Task directions:
Extract, from the listing that follows, each line containing the word "this".

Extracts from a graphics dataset
--------
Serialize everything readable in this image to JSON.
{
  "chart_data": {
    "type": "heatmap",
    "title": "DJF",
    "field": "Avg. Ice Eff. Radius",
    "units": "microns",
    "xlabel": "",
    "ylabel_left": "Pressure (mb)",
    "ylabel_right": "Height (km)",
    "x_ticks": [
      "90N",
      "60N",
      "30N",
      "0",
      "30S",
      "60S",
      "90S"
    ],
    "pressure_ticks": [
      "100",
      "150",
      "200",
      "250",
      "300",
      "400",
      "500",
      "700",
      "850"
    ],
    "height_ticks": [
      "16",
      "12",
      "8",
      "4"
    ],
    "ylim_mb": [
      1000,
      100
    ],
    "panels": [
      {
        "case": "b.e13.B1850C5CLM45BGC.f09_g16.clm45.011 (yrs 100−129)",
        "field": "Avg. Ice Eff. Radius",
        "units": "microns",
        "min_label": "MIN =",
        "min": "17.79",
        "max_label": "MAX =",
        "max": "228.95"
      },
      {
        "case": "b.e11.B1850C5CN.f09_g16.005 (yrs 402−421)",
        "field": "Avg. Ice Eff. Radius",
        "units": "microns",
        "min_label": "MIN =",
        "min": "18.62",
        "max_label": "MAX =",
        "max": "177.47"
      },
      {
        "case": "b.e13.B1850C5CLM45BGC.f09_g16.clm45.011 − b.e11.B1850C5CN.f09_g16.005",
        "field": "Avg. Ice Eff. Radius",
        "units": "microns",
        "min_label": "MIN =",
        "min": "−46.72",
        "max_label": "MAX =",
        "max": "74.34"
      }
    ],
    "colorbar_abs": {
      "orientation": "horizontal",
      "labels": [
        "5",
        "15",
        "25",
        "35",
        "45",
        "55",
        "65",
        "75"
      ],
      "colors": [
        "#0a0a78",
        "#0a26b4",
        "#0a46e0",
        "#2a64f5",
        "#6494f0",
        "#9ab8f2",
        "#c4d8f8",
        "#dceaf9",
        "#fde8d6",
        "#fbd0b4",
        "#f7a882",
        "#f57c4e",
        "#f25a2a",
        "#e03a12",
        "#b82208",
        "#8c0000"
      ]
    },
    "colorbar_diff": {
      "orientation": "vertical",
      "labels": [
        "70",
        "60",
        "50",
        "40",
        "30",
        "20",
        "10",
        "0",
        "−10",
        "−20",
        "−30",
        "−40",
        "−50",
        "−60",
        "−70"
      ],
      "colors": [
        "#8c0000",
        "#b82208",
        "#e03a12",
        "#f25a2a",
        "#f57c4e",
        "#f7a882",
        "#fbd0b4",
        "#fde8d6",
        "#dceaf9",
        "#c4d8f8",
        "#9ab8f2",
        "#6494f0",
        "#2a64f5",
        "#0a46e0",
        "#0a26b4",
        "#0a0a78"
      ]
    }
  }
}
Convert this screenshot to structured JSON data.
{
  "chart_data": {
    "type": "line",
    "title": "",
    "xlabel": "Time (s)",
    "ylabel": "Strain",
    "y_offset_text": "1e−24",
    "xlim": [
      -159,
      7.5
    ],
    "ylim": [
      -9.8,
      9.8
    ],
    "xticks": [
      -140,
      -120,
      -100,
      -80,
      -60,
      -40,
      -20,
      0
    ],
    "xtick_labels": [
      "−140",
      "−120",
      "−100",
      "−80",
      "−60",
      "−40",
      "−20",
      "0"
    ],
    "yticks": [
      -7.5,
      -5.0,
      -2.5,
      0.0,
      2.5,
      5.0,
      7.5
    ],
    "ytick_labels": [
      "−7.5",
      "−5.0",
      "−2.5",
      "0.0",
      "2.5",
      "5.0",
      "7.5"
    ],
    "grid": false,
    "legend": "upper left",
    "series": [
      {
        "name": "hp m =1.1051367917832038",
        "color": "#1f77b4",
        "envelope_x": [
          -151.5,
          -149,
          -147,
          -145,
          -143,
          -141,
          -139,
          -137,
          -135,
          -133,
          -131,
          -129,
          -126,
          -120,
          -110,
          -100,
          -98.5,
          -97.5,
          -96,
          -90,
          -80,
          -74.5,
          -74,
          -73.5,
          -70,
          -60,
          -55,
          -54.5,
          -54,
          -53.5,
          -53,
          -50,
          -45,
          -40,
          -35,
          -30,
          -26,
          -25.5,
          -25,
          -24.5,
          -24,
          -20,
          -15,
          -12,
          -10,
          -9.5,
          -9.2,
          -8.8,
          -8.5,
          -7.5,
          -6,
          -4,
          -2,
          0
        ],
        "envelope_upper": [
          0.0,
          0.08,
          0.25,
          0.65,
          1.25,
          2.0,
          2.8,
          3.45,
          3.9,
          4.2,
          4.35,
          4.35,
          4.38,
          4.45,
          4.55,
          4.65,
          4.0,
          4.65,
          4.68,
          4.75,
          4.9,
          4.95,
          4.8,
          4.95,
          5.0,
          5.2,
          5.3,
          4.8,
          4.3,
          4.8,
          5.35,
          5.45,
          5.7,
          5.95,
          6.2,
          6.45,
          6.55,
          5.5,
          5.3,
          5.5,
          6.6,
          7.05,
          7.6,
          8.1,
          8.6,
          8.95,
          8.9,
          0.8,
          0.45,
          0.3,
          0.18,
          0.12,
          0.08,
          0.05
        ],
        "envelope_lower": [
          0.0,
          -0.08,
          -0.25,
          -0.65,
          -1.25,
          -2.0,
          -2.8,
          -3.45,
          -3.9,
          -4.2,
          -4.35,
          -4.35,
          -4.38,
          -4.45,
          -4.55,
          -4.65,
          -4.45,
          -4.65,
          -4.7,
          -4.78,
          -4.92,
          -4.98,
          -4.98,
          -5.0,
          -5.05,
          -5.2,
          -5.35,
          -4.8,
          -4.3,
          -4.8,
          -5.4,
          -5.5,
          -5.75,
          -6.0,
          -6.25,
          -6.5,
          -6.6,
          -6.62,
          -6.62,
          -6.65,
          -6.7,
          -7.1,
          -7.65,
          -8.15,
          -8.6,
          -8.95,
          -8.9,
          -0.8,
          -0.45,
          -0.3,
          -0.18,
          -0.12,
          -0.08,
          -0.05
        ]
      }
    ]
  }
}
--------
Full output:
Serialize everything readable in this image to JSON.
Convert this screenshot to structured JSON data.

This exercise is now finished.